> Exercise objective
Examine the entries and show every line in which the word "تماشا" is found.

*** Dataset extract

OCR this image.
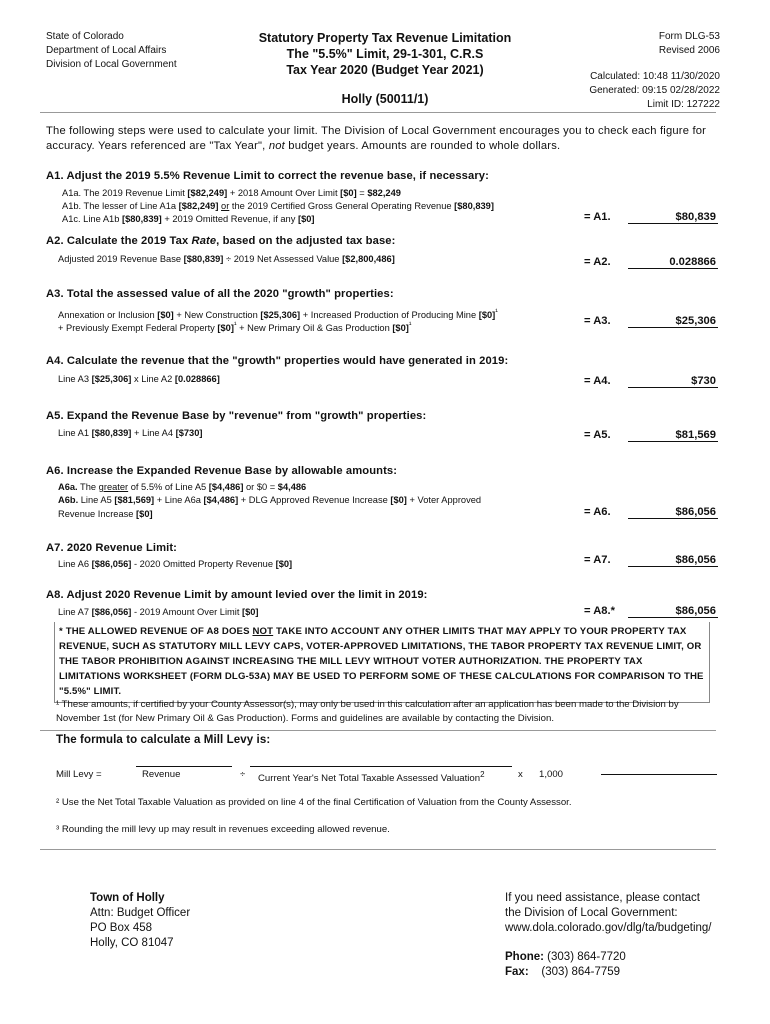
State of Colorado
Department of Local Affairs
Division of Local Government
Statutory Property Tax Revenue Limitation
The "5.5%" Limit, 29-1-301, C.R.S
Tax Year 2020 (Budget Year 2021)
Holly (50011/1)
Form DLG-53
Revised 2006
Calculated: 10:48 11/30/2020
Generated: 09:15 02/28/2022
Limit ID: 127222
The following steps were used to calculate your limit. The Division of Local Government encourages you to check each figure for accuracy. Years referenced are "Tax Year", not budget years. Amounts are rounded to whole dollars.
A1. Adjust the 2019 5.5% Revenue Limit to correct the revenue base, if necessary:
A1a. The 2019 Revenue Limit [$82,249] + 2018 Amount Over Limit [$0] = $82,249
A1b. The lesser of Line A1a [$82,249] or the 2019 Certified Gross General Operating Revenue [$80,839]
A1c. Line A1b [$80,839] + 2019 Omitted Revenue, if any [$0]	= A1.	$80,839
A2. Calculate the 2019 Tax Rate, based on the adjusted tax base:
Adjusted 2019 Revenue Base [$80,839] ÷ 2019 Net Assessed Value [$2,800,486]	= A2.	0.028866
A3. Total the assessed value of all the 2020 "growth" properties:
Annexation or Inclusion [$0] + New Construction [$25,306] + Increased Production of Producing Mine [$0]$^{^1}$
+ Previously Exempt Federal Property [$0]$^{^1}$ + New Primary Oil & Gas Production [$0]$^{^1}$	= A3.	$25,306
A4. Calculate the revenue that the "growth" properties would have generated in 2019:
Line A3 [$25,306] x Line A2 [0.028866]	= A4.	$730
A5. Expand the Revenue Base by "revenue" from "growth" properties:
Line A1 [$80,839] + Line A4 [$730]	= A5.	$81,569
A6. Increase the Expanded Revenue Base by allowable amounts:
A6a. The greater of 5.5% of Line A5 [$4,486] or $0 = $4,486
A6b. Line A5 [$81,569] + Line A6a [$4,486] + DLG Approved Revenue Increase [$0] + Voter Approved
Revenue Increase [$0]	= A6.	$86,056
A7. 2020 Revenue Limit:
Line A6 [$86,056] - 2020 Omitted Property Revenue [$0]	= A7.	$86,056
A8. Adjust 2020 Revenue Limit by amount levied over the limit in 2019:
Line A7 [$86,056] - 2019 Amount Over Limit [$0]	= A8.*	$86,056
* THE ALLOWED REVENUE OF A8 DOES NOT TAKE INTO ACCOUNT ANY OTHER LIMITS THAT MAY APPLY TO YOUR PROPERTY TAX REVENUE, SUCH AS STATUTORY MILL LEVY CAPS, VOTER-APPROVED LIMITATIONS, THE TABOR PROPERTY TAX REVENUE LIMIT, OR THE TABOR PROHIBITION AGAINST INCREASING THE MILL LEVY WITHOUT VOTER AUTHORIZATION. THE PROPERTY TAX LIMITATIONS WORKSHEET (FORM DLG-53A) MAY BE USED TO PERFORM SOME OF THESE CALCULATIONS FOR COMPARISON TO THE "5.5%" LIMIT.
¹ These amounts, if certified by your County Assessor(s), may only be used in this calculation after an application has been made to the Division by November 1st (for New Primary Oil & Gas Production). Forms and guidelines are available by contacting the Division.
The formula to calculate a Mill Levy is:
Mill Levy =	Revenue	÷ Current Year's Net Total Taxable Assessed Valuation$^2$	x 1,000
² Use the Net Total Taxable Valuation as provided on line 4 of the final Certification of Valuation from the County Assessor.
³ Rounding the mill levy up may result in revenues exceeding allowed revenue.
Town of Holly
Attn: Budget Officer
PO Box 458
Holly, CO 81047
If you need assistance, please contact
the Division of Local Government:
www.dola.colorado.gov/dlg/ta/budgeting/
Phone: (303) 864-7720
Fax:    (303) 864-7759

******
*** Dataset extract

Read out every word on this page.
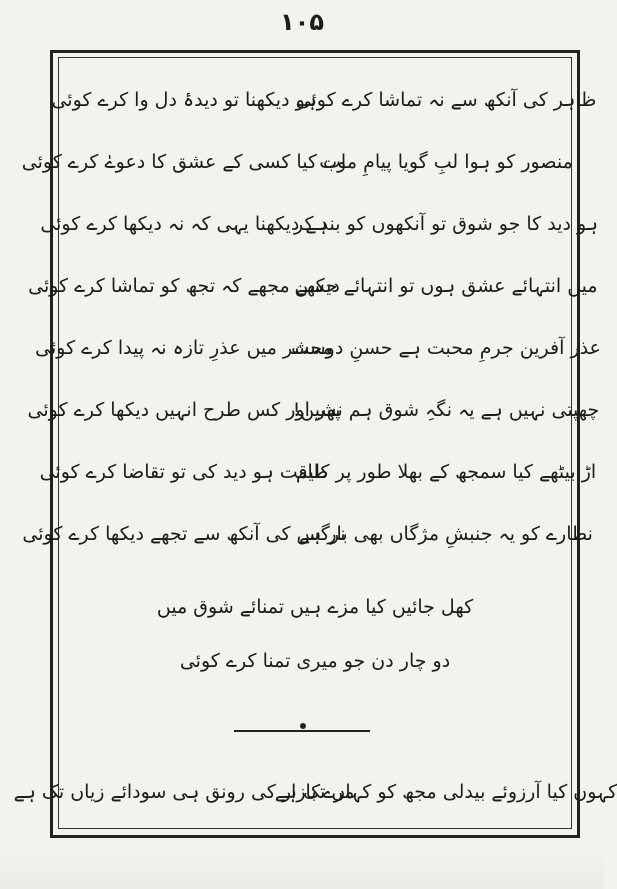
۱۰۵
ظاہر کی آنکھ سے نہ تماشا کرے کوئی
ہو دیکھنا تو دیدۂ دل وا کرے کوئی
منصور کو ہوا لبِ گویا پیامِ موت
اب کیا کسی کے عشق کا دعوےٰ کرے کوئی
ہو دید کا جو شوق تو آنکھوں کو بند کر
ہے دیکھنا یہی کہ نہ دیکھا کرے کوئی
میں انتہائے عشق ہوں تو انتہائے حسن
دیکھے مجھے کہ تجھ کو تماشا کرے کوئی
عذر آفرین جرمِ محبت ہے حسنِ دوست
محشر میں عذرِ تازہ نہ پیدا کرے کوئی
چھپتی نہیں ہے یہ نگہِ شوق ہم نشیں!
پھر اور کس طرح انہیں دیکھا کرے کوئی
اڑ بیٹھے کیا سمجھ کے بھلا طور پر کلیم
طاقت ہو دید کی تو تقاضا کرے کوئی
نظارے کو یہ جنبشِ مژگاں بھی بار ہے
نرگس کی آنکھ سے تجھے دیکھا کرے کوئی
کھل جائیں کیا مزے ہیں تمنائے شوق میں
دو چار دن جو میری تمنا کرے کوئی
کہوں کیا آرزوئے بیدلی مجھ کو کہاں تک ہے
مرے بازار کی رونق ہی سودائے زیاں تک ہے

******
*** Dataset extract

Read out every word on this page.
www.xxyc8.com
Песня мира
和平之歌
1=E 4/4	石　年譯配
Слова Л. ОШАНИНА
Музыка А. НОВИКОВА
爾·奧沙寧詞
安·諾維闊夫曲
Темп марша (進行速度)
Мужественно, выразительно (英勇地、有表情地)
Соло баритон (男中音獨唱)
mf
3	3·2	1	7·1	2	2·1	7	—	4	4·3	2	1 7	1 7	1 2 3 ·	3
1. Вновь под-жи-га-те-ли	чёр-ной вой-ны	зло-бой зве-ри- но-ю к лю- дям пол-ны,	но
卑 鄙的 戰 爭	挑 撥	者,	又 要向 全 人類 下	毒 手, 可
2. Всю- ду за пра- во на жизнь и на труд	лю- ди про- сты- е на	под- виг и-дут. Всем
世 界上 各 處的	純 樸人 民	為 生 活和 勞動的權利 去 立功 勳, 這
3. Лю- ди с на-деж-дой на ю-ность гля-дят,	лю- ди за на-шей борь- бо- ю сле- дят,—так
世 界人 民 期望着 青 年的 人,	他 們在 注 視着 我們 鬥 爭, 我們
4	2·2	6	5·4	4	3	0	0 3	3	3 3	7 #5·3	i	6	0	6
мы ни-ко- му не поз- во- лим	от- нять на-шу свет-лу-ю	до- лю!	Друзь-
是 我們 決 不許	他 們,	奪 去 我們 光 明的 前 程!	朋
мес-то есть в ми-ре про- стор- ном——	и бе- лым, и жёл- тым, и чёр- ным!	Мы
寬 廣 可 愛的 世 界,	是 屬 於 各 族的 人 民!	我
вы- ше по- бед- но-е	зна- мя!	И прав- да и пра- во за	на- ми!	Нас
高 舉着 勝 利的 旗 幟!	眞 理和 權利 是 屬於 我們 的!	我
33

******

> Written reply
ظاہر کی آنکھ سے نہ تماشا کرے کوئی
دیکھے مجھے کہ تجھ کو تماشا کرے کوئی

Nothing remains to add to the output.